═════ Document excerpt
Deploying a Freifunk Hochstift backbone POP with Netbox Scripts

Some weeks ago Network to Code held the first (virtual) Netbox Day (YouTube playlist, Slides repo on github). John Anderson gave a great NetBox Extensibility Overview and introduced me to Netbox Scripts (Video, Slide deck, Slide 28) which allow to add custom Python code to add own procedures to netbox. I was hooked. About three to four hours of fiddling, digging through the docs, and some hundred lines of Python later I had put together a procedure to provision a complete Freifunk Hochstift Backbone POP within Netbox according to our design. I’m going to share my proof of concept code here and walk you through the key parts of the script.

Netbox scripts provide a great and really simple interface to codify procedures and design principles which apply to your infrastructure and fire up complex network setups within netbox by just entering a set of config parameters in a form like the following and a click of one button.

So first write down what information is needed for your procedure. For provisioning a new site within the Freifunk Hochstift network I need:

The site (which has to be predefined in netbox)
The number of this site (mgmt VLAN and prefix will be derived from this)
══════════
- Instruction 1:
Lay out the records as a numbered list, leaving out blank lines: begin at the line that contains "57, 272, 72]" and stop after the line that contains "645, 966, 660]".
═════ Input
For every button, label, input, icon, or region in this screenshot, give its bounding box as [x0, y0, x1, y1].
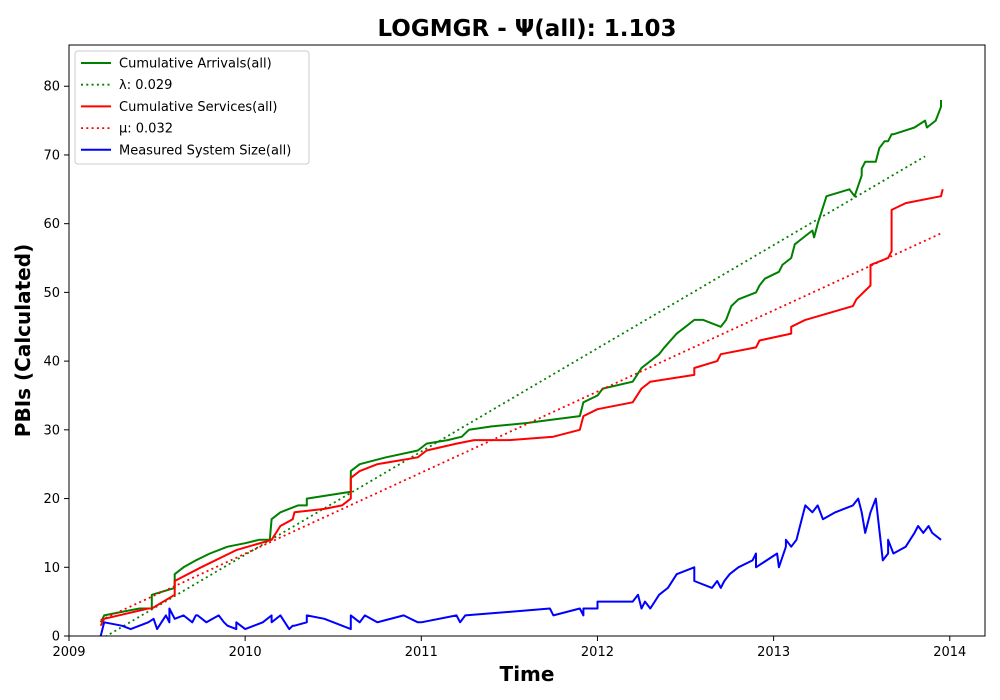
legend-label: Cumulative Arrivals(all)	[119, 57, 272, 72]
y-tick-label: 30	[43, 423, 60, 438]
legend-label: Measured System Size(all)	[119, 143, 291, 158]
series-line-4	[99, 497, 942, 636]
y-tick-label: 40	[43, 355, 60, 370]
y-tick-label: 80	[43, 80, 60, 95]
y-tick-label: 20	[43, 492, 60, 507]
x-tick-label: 2011	[405, 645, 438, 660]
y-tick-label: 10	[43, 561, 60, 576]
chart-title: LOGMGR - Ψ(all): 1.103	[377, 16, 676, 42]
legend: Cumulative Arrivals(all) λ: 0.029 Cumulati…	[74, 50, 310, 165]
plot-frame	[68, 44, 986, 637]
x-tick-label: 2014	[933, 645, 966, 660]
legend-label: μ: 0.032	[119, 122, 173, 137]
x-tick-label: 2013	[757, 645, 790, 660]
y-axis-title: PBIs (Calculated)	[11, 244, 35, 437]
plot-area	[99, 100, 944, 636]
series-line-2	[99, 189, 944, 627]
series-line-3	[100, 231, 944, 622]
x-axis: 2009 2010 2011 2012 2013 2014	[52, 636, 966, 660]
y-axis: 0 10 20 30 40 50 60 70 80	[43, 80, 69, 645]
x-axis-title: Time	[500, 662, 555, 686]
y-tick-label: 70	[43, 148, 60, 163]
x-tick-label: 2012	[581, 645, 614, 660]
legend-label: Cumulative Services(all)	[119, 100, 277, 115]
y-tick-label: 0	[52, 630, 60, 645]
y-tick-label: 60	[43, 217, 60, 232]
y-tick-label: 50	[43, 286, 60, 301]
series-line-1	[104, 155, 926, 636]
legend-label: λ: 0.029	[119, 78, 172, 93]
legend-box	[74, 50, 310, 165]
x-tick-label: 2010	[229, 645, 262, 660]
x-tick-label: 2009	[52, 645, 85, 660]
series-line-0	[99, 100, 942, 623]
══════════
- Instruction 2:
Condense the paragraph of the Netbox Scripts post that begins "Some weeks ago Network to Code" into a shorter version that keeps its main facts.

- Full response 1:
1. legend-label: Cumulative Arrivals(all)	[119, 57, 272, 72]
2. y-tick-label: 30	[43, 423, 60, 438]
3. legend-label: Measured System Size(all)	[119, 143, 291, 158]
4. series-line-4	[99, 497, 942, 636]
5. y-tick-label: 40	[43, 355, 60, 370]
6. y-tick-label: 80	[43, 80, 60, 95]
7. y-tick-label: 20	[43, 492, 60, 507]
8. x-tick-label: 2011	[405, 645, 438, 660]
9. y-tick-label: 10	[43, 561, 60, 576]
10. chart-title: LOGMGR - Ψ(all): 1.103	[377, 16, 676, 42]
11. legend: Cumulative Arrivals(all) λ: 0.029 Cumulati…	[74, 50, 310, 165]
12. plot-frame	[68, 44, 986, 637]
13. x-tick-label: 2014	[933, 645, 966, 660]

- Full response 2:
Network to Code held the first virtual Netbox Day. There, John Anderson's NetBox Extensibility Overview introduced the writer to Netbox Scripts, which add custom Python procedures to netbox. Three to four hours of work and some hundred lines of Python later, the writer had a procedure that provisions a complete Freifunk Hochstift Backbone POP in Netbox according to the network's design. The post shares this proof-of-concept code and walks through its key parts.